• Dataset rows
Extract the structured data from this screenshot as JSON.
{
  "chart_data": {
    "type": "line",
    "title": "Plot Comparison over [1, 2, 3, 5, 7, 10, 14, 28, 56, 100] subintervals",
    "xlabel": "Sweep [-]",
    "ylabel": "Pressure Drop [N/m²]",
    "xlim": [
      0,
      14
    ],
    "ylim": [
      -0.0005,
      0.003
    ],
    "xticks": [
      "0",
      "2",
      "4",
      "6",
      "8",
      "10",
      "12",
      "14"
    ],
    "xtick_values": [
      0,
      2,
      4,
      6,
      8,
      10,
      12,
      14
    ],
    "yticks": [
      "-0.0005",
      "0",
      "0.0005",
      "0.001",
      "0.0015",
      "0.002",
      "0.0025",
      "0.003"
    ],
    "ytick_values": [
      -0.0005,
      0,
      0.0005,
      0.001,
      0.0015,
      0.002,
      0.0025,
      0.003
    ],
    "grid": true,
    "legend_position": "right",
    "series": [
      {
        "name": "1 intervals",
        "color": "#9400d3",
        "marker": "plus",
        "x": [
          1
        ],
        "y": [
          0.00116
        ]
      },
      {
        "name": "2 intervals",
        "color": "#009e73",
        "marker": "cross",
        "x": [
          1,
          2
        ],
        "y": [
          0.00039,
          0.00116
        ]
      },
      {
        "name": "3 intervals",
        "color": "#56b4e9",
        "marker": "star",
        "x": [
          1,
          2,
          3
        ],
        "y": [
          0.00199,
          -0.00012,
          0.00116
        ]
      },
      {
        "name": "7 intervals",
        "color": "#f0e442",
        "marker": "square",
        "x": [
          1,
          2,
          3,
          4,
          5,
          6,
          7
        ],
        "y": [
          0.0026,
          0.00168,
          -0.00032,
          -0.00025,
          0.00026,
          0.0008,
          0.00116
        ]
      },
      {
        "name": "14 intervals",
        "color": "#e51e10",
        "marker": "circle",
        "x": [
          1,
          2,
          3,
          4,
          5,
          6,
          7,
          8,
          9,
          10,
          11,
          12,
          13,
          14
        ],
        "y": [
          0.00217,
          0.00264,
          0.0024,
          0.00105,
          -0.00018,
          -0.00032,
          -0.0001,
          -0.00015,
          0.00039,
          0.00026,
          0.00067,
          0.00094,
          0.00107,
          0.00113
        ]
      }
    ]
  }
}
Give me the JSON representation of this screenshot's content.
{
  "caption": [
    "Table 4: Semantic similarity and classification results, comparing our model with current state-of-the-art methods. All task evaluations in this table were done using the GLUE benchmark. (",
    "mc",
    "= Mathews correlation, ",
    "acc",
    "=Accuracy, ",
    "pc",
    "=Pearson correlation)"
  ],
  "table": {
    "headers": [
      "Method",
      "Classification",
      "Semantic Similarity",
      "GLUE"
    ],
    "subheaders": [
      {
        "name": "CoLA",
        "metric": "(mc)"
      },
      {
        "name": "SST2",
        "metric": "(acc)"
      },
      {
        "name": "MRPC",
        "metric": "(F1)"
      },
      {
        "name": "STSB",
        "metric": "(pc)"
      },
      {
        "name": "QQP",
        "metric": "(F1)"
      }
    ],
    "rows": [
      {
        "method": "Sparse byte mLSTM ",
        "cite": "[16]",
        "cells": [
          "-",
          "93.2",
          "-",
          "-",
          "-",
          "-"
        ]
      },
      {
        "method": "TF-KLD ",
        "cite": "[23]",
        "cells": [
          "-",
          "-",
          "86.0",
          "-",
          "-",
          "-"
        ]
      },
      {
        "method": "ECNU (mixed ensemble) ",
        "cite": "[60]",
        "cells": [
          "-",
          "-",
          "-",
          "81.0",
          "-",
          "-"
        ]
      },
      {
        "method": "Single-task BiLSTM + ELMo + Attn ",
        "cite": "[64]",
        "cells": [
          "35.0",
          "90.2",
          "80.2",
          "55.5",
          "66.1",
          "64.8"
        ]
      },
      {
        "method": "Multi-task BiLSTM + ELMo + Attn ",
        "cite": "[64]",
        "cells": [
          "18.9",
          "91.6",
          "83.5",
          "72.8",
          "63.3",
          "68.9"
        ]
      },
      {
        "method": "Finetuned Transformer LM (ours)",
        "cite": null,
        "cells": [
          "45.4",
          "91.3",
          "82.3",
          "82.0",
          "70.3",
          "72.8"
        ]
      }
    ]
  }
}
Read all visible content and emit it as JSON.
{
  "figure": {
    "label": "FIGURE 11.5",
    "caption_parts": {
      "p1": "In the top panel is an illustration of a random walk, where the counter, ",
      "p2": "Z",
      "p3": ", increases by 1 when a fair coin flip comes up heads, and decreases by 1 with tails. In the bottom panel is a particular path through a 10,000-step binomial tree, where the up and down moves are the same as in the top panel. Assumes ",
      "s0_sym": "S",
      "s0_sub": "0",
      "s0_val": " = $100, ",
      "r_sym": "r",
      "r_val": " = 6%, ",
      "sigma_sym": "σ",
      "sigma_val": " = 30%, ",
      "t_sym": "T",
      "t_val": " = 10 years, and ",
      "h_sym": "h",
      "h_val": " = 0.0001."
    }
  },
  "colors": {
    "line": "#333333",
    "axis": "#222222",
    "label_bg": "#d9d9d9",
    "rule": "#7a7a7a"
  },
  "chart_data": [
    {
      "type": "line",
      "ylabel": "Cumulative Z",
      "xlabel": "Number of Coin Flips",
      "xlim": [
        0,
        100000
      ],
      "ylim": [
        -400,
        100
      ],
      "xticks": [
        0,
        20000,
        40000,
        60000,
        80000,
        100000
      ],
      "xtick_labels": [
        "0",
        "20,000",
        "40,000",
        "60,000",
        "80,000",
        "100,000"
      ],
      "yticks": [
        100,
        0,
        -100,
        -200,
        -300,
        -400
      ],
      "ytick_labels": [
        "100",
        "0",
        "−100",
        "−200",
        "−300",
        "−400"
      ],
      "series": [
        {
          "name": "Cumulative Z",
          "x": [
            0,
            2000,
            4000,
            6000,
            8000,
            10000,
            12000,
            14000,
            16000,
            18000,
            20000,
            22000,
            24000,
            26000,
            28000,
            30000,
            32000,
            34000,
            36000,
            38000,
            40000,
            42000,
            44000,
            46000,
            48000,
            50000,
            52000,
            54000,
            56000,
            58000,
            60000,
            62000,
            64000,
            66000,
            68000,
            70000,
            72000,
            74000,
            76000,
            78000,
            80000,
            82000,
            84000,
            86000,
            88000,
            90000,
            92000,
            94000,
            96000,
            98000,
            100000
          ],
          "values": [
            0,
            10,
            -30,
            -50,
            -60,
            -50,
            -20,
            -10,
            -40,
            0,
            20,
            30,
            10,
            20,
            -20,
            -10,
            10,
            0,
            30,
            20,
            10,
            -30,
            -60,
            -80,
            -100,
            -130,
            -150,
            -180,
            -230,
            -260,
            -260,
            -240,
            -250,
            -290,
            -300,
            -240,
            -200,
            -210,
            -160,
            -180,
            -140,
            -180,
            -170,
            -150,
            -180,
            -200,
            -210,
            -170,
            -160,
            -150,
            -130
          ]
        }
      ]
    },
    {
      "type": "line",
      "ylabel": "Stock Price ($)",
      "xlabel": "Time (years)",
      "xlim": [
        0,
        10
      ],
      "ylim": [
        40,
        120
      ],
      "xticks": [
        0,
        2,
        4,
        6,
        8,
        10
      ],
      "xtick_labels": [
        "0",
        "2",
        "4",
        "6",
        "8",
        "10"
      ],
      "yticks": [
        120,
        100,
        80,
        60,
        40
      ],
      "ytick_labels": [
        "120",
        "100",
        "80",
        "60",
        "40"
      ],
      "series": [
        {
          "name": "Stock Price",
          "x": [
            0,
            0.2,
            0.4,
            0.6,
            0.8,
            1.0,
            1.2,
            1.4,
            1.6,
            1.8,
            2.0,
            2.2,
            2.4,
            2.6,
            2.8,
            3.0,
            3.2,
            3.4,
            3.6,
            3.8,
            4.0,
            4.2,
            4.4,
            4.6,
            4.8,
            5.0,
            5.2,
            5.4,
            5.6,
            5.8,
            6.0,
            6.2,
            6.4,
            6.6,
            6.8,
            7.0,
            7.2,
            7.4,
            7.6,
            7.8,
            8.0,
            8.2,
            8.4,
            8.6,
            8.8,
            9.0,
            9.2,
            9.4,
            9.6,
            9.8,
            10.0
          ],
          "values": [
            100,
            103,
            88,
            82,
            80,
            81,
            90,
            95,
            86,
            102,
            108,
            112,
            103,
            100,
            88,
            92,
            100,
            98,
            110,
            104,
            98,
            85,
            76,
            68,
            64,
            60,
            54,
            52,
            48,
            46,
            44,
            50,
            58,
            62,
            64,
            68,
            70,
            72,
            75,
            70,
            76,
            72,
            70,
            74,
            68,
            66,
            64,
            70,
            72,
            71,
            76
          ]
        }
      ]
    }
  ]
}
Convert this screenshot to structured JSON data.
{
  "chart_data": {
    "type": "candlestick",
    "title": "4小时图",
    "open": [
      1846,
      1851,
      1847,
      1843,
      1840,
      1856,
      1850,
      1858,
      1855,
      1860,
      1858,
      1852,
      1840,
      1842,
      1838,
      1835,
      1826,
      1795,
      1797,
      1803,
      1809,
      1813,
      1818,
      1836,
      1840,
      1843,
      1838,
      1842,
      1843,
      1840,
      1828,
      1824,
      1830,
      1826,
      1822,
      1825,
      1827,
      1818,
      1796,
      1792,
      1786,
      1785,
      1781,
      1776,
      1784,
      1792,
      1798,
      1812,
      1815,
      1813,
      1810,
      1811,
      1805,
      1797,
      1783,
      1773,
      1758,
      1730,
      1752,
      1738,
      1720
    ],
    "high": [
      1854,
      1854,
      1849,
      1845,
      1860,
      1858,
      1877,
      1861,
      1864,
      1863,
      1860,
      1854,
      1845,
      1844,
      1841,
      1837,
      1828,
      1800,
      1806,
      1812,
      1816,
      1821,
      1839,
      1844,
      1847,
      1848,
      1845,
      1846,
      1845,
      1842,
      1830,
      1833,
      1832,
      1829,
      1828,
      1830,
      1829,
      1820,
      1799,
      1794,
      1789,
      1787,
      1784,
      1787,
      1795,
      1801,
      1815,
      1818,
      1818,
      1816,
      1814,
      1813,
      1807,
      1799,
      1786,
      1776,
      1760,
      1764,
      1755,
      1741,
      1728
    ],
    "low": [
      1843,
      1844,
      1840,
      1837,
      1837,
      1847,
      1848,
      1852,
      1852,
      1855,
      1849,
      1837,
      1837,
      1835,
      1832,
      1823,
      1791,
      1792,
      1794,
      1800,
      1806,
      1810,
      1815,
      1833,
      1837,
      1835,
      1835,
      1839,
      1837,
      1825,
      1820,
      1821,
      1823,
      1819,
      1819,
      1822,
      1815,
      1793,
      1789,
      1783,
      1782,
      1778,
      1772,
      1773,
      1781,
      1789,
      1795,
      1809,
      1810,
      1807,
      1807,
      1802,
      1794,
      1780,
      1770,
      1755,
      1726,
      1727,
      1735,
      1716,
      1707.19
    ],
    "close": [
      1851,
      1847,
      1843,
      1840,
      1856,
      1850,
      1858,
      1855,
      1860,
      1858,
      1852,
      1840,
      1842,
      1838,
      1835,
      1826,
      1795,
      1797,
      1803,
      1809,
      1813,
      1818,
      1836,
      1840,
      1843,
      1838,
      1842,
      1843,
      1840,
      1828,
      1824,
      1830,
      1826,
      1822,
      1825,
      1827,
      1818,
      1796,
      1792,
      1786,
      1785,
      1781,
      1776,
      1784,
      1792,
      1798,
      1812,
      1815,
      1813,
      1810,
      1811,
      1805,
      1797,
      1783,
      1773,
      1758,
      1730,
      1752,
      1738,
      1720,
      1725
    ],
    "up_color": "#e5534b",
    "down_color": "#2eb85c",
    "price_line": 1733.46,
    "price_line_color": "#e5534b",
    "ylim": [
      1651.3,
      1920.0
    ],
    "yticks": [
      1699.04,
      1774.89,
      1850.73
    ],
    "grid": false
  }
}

• Written instruction
Filter the records above for lines containing the word "with", and copy those lines.

• Problem solution
    "Table 4: Semantic similarity and classification results, comparing our model with current state-of-the-art methods. All task evaluations in this table were done using the GLUE benchmark. (",
      "p3": ", increases by 1 when a fair coin flip comes up heads, and decreases by 1 with tails. In the bottom panel is a particular path through a 10,000-step binomial tree, where the up and down moves are the same as in the top panel. Assumes ",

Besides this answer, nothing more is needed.